=== PROVIDED RECORDS ===

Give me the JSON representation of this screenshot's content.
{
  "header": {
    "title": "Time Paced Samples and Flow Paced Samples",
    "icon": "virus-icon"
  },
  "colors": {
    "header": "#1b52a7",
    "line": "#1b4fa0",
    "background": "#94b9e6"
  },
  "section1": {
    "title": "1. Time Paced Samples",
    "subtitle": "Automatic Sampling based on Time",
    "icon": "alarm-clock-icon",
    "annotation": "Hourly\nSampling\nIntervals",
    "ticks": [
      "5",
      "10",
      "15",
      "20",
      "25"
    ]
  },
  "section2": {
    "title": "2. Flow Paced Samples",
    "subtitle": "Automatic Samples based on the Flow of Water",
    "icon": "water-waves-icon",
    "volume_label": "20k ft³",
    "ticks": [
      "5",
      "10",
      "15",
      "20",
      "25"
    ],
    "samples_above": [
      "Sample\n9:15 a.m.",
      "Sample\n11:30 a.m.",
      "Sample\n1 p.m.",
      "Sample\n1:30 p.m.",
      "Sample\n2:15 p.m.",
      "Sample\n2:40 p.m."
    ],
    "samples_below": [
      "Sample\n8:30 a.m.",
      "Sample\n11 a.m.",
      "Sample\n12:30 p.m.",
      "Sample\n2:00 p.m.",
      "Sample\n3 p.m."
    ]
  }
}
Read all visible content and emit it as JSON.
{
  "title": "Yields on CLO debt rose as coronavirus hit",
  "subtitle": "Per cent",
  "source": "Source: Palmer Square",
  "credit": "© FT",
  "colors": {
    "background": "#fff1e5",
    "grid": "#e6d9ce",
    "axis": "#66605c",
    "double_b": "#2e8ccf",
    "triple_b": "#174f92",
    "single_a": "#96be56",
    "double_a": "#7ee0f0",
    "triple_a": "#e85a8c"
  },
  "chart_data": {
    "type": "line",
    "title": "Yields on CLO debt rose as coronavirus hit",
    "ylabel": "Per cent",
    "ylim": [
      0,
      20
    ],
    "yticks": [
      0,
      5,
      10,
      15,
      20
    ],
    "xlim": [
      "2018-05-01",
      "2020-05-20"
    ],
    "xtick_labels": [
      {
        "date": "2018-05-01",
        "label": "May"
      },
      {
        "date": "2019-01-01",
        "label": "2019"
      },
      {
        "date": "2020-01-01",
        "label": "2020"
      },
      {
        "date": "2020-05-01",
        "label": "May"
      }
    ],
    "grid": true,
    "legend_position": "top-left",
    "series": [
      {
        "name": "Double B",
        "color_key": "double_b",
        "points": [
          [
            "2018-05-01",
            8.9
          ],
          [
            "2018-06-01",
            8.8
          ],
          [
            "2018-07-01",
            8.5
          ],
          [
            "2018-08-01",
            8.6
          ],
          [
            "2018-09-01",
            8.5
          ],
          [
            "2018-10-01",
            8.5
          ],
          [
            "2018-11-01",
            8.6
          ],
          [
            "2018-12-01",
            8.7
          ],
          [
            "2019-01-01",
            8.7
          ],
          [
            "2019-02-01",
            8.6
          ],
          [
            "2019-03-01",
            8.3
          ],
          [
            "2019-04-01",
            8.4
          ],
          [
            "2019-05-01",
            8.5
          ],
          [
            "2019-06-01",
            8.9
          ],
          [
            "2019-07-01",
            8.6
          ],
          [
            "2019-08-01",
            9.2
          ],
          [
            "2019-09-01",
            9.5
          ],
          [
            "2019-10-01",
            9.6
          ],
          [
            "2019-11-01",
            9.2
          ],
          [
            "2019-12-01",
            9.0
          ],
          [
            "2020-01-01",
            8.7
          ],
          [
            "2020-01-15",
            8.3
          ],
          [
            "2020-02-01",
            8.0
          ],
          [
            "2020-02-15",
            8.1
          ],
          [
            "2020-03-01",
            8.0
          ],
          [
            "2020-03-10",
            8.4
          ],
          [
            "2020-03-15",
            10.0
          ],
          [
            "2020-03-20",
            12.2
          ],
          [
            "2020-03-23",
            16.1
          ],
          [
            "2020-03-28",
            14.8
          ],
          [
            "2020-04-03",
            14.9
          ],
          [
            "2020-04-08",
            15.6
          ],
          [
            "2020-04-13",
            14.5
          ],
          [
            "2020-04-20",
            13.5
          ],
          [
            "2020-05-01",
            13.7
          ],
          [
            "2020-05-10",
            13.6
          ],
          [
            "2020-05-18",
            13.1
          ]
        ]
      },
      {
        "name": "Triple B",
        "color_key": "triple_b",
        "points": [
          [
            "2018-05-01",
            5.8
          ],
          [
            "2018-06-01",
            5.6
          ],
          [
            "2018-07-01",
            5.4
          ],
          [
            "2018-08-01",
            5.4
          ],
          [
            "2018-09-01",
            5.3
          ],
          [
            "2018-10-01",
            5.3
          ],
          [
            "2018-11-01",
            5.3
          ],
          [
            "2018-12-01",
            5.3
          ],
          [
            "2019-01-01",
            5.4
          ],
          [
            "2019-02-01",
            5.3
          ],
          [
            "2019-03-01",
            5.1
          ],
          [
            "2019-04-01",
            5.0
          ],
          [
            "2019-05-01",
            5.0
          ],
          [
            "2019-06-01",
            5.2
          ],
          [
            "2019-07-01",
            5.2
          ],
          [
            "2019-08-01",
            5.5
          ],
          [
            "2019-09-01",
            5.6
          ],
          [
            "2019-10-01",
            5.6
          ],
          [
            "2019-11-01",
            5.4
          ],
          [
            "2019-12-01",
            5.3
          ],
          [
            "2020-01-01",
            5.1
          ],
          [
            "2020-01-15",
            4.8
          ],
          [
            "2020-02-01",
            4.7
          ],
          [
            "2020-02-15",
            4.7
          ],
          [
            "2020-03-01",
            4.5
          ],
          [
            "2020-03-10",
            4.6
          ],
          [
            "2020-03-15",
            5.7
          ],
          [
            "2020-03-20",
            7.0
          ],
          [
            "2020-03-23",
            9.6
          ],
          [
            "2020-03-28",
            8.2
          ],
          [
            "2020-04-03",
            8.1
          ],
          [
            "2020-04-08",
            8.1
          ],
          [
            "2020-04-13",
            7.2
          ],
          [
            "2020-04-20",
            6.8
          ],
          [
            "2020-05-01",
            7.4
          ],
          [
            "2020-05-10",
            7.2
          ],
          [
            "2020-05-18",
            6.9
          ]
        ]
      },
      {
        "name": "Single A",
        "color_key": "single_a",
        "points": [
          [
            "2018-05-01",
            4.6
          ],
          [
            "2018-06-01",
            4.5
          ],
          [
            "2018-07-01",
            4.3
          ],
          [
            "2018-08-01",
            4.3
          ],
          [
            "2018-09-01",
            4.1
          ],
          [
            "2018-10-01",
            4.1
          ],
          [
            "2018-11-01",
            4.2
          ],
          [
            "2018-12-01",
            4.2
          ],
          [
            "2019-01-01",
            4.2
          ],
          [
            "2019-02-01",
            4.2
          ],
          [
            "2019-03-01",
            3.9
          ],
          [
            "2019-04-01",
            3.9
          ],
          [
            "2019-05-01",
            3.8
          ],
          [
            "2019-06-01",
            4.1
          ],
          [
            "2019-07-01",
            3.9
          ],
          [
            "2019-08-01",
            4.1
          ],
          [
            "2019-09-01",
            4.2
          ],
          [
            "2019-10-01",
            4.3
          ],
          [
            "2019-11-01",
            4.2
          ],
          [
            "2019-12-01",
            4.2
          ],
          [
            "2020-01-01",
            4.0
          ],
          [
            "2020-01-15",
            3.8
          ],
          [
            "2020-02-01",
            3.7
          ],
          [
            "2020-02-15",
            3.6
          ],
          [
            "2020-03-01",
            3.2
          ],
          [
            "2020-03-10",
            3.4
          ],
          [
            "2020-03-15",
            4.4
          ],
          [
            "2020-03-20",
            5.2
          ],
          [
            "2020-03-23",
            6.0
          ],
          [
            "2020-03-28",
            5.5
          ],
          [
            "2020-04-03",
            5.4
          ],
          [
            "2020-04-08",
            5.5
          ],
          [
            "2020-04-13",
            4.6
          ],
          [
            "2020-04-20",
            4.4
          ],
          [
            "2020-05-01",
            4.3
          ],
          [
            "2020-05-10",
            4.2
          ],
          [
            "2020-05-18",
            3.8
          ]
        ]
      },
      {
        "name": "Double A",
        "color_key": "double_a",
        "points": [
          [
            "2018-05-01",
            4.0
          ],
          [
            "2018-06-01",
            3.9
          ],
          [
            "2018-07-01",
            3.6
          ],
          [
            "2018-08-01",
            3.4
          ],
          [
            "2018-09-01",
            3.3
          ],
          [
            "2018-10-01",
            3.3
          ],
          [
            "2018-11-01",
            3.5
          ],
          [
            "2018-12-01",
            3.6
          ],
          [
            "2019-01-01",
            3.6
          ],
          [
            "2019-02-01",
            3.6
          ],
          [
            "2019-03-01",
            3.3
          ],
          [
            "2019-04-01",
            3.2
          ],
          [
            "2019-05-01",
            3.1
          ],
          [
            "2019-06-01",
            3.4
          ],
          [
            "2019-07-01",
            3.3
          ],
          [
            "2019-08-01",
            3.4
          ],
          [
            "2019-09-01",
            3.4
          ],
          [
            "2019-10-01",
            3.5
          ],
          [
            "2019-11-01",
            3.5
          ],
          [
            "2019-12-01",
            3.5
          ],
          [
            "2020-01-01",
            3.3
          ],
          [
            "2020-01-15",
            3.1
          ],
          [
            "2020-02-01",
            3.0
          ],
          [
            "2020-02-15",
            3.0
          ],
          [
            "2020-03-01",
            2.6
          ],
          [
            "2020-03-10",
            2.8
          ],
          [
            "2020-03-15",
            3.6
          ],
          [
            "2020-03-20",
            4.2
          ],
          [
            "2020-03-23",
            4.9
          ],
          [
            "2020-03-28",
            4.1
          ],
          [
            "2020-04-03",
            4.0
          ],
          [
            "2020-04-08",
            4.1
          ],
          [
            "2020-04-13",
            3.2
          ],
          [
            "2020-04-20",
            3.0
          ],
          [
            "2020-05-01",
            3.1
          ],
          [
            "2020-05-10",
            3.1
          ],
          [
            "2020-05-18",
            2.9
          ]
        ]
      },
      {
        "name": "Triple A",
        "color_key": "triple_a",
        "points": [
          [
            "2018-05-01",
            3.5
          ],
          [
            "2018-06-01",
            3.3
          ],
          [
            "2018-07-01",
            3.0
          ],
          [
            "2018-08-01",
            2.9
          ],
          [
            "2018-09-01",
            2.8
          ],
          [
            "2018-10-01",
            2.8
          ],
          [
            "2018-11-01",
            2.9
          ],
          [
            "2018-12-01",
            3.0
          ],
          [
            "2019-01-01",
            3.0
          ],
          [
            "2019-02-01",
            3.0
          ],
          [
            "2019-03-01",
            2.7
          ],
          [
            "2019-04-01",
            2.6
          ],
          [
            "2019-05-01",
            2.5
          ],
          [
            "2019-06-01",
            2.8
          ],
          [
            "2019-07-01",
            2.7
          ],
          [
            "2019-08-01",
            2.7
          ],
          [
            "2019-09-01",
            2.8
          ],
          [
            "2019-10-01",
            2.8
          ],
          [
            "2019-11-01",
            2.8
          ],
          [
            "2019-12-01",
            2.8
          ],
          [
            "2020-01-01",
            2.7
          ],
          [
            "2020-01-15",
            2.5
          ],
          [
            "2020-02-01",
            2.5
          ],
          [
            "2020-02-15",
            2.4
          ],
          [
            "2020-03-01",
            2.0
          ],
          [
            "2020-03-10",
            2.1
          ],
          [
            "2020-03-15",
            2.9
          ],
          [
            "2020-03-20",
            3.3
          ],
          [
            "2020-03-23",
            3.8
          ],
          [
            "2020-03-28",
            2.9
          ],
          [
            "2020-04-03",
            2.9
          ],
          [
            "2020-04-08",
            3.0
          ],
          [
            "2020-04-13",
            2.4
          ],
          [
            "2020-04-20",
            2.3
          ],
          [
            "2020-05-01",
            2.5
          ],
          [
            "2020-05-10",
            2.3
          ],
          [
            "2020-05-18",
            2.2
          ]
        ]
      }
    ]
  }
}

===

(WHAT IS EXPECTED) A single number is the whole answer: the count of lines above that hold "subtitle".

(RESPONSE TO THIS TASK) 3